---------- Available records ----------
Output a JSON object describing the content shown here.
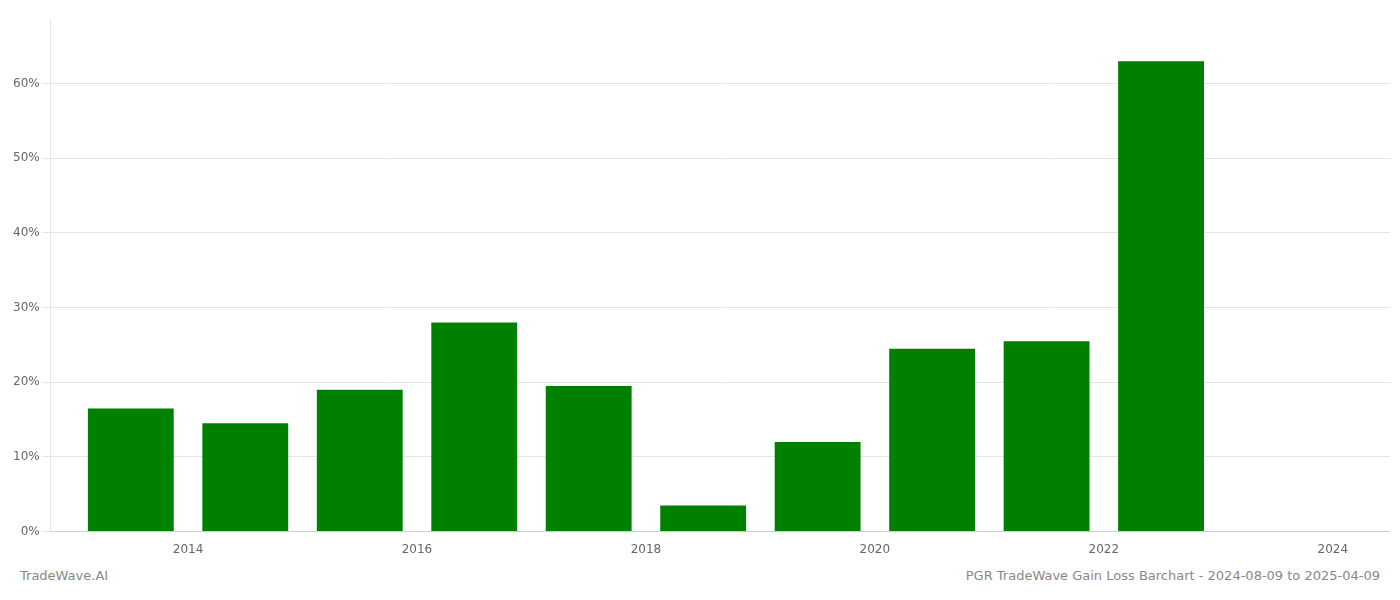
{
  "chart_data": {
    "type": "bar",
    "x": [
      2013.5,
      2014.5,
      2015.5,
      2016.5,
      2017.5,
      2018.5,
      2019.5,
      2020.5,
      2021.5,
      2022.5
    ],
    "values": [
      0.165,
      0.145,
      0.19,
      0.28,
      0.195,
      0.035,
      0.12,
      0.245,
      0.255,
      0.63
    ],
    "color": "#008000",
    "xlim": [
      2012.8,
      2024.5
    ],
    "xticks": [
      2014,
      2016,
      2018,
      2020,
      2022,
      2024
    ],
    "ylim": [
      0,
      0.685
    ],
    "yticks": [
      {
        "value": 0.0,
        "label": "0%"
      },
      {
        "value": 0.1,
        "label": "10%"
      },
      {
        "value": 0.2,
        "label": "20%"
      },
      {
        "value": 0.3,
        "label": "30%"
      },
      {
        "value": 0.4,
        "label": "40%"
      },
      {
        "value": 0.5,
        "label": "50%"
      },
      {
        "value": 0.6,
        "label": "60%"
      }
    ],
    "grid": true,
    "annotations": [
      "TradeWave.AI",
      "PGR TradeWave Gain Loss Barchart - 2024-08-09 to 2025-04-09"
    ]
  }
}
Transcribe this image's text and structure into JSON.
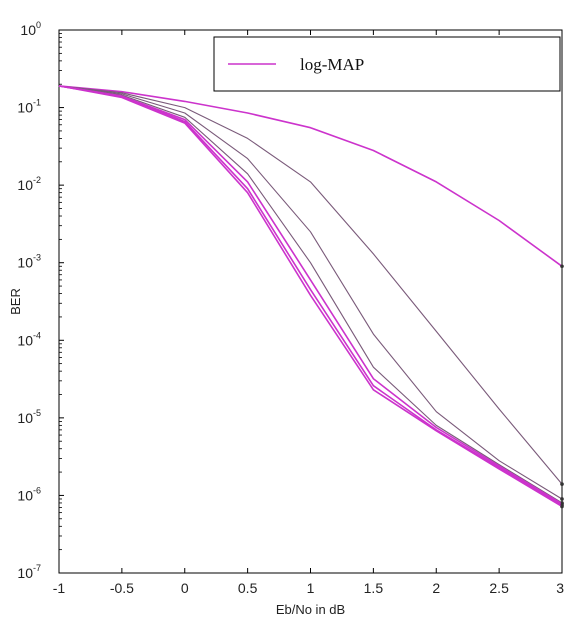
{
  "chart_data": {
    "type": "line",
    "xlabel": "Eb/No in dB",
    "ylabel": "BER",
    "xlim": [
      -1,
      3
    ],
    "ylim": [
      1e-07,
      1
    ],
    "yscale": "log",
    "grid": false,
    "legend": {
      "placement": "top-right",
      "entries": [
        {
          "label": "log-MAP",
          "color": "#cc33cc"
        }
      ]
    },
    "x_ticks": [
      "-1",
      "-0.5",
      "0",
      "0.5",
      "1",
      "1.5",
      "2",
      "2.5",
      "3"
    ],
    "y_ticks": [
      {
        "base": "10",
        "exp": "0"
      },
      {
        "base": "10",
        "exp": "-1"
      },
      {
        "base": "10",
        "exp": "-2"
      },
      {
        "base": "10",
        "exp": "-3"
      },
      {
        "base": "10",
        "exp": "-4"
      },
      {
        "base": "10",
        "exp": "-5"
      },
      {
        "base": "10",
        "exp": "-6"
      },
      {
        "base": "10",
        "exp": "-7"
      }
    ],
    "x": [
      -1,
      -0.5,
      0,
      0.5,
      1,
      1.5,
      2,
      2.5,
      3
    ],
    "series": [
      {
        "color": "#cc33cc",
        "values": [
          0.19,
          0.16,
          0.12,
          0.085,
          0.055,
          0.028,
          0.011,
          0.0035,
          0.0009
        ]
      },
      {
        "color": "#7a5a7a",
        "values": [
          0.19,
          0.155,
          0.1,
          0.04,
          0.011,
          0.0013,
          0.00013,
          1.3e-05,
          1.4e-06
        ]
      },
      {
        "color": "#7a5a7a",
        "values": [
          0.19,
          0.15,
          0.085,
          0.022,
          0.0025,
          0.00012,
          1.2e-05,
          2.8e-06,
          9e-07
        ]
      },
      {
        "color": "#7a5a7a",
        "values": [
          0.19,
          0.145,
          0.075,
          0.014,
          0.001,
          4.5e-05,
          8e-06,
          2.5e-06,
          8e-07
        ]
      },
      {
        "color": "#cc33cc",
        "values": [
          0.19,
          0.14,
          0.07,
          0.011,
          0.0006,
          3.2e-05,
          7.5e-06,
          2.4e-06,
          7.8e-07
        ]
      },
      {
        "color": "#cc33cc",
        "values": [
          0.19,
          0.14,
          0.066,
          0.009,
          0.00045,
          2.6e-05,
          7e-06,
          2.3e-06,
          7.5e-07
        ]
      },
      {
        "color": "#cc33cc",
        "values": [
          0.19,
          0.135,
          0.063,
          0.008,
          0.00038,
          2.3e-05,
          6.8e-06,
          2.2e-06,
          7.2e-07
        ]
      }
    ]
  }
}
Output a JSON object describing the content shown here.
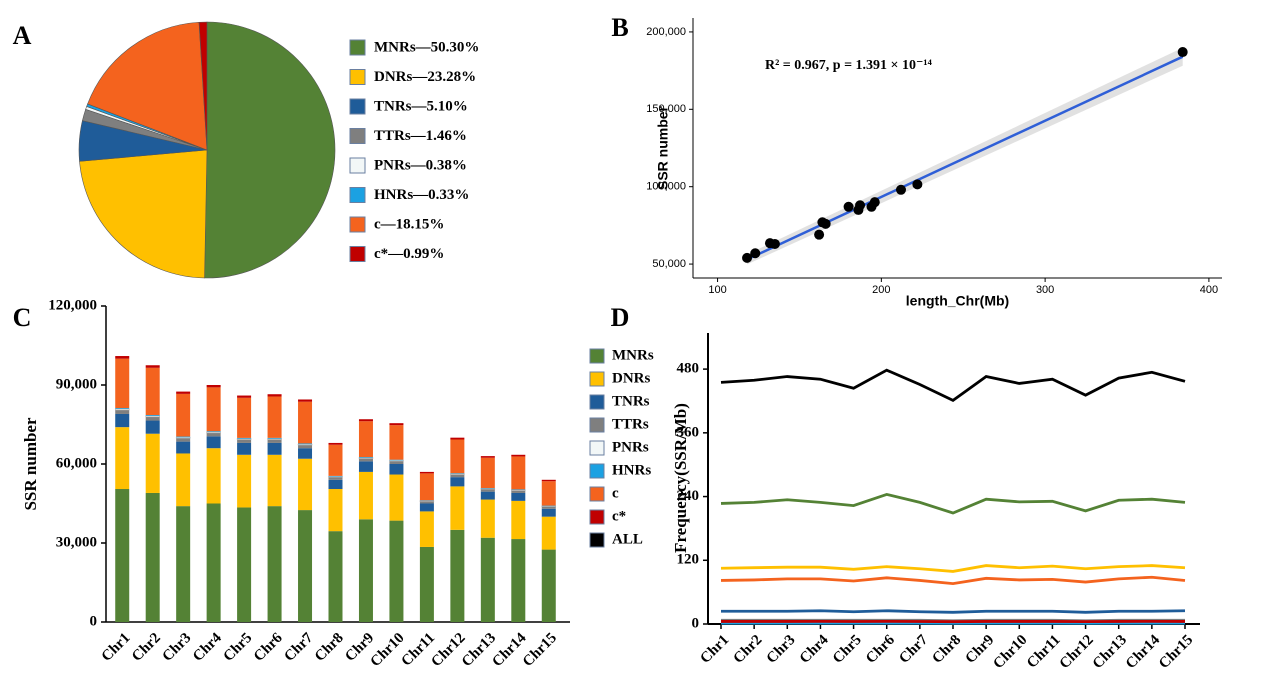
----------
Transcribe the full listing above exactly as it stands, minus the pictures.

_Result of this exercise_
Output a JSON object describing the content shown here.
{
  "chart_data": {
    "type": "bar",
    "x": [
      2013.5,
      2014.5,
      2015.5,
      2016.5,
      2017.5,
      2018.5,
      2019.5,
      2020.5,
      2021.5,
      2022.5
    ],
    "values": [
      0.165,
      0.145,
      0.19,
      0.28,
      0.195,
      0.035,
      0.12,
      0.245,
      0.255,
      0.63
    ],
    "color": "#008000",
    "xlim": [
      2012.8,
      2024.5
    ],
    "xticks": [
      2014,
      2016,
      2018,
      2020,
      2022,
      2024
    ],
    "ylim": [
      0,
      0.685
    ],
    "yticks": [
      {
        "value": 0.0,
        "label": "0%"
      },
      {
        "value": 0.1,
        "label": "10%"
      },
      {
        "value": 0.2,
        "label": "20%"
      },
      {
        "value": 0.3,
        "label": "30%"
      },
      {
        "value": 0.4,
        "label": "40%"
      },
      {
        "value": 0.5,
        "label": "50%"
      },
      {
        "value": 0.6,
        "label": "60%"
      }
    ],
    "grid": true,
    "annotations": [
      "TradeWave.AI",
      "PGR TradeWave Gain Loss Barchart - 2024-08-09 to 2025-04-09"
    ]
  }
}
Transcribe this image's text and structure into JSON.
{
  "chart_data": {
    "type": "line",
    "xlabel": "Eb/No in dB",
    "ylabel": "BER",
    "xlim": [
      -1,
      3
    ],
    "ylim": [
      1e-07,
      1
    ],
    "yscale": "log",
    "grid": false,
    "legend": {
      "placement": "top-right",
      "entries": [
        {
          "label": "log-MAP",
          "color": "#cc33cc"
        }
      ]
    },
    "x_ticks": [
      "-1",
      "-0.5",
      "0",
      "0.5",
      "1",
      "1.5",
      "2",
      "2.5",
      "3"
    ],
    "y_ticks": [
      {
        "base": "10",
        "exp": "0"
      },
      {
        "base": "10",
        "exp": "-1"
      },
      {
        "base": "10",
        "exp": "-2"
      },
      {
        "base": "10",
        "exp": "-3"
      },
      {
        "base": "10",
        "exp": "-4"
      },
      {
        "base": "10",
        "exp": "-5"
      },
      {
        "base": "10",
        "exp": "-6"
      },
      {
        "base": "10",
        "exp": "-7"
      }
    ],
    "x": [
      -1,
      -0.5,
      0,
      0.5,
      1,
      1.5,
      2,
      2.5,
      3
    ],
    "series": [
      {
        "color": "#cc33cc",
        "values": [
          0.19,
          0.16,
          0.12,
          0.085,
          0.055,
          0.028,
          0.011,
          0.0035,
          0.0009
        ]
      },
      {
        "color": "#7a5a7a",
        "values": [
          0.19,
          0.155,
          0.1,
          0.04,
          0.011,
          0.0013,
          0.00013,
          1.3e-05,
          1.4e-06
        ]
      },
      {
        "color": "#7a5a7a",
        "values": [
          0.19,
          0.15,
          0.085,
          0.022,
          0.0025,
          0.00012,
          1.2e-05,
          2.8e-06,
          9e-07
        ]
      },
      {
        "color": "#7a5a7a",
        "values": [
          0.19,
          0.145,
          0.075,
          0.014,
          0.001,
          4.5e-05,
          8e-06,
          2.5e-06,
          8e-07
        ]
      },
      {
        "color": "#cc33cc",
        "values": [
          0.19,
          0.14,
          0.07,
          0.011,
          0.0006,
          3.2e-05,
          7.5e-06,
          2.4e-06,
          7.8e-07
        ]
      },
      {
        "color": "#cc33cc",
        "values": [
          0.19,
          0.14,
          0.066,
          0.009,
          0.00045,
          2.6e-05,
          7e-06,
          2.3e-06,
          7.5e-07
        ]
      },
      {
        "color": "#cc33cc",
        "values": [
          0.19,
          0.135,
          0.063,
          0.008,
          0.00038,
          2.3e-05,
          6.8e-06,
          2.2e-06,
          7.2e-07
        ]
      }
    ]
  }
}
Output a JSON object describing the content shown here.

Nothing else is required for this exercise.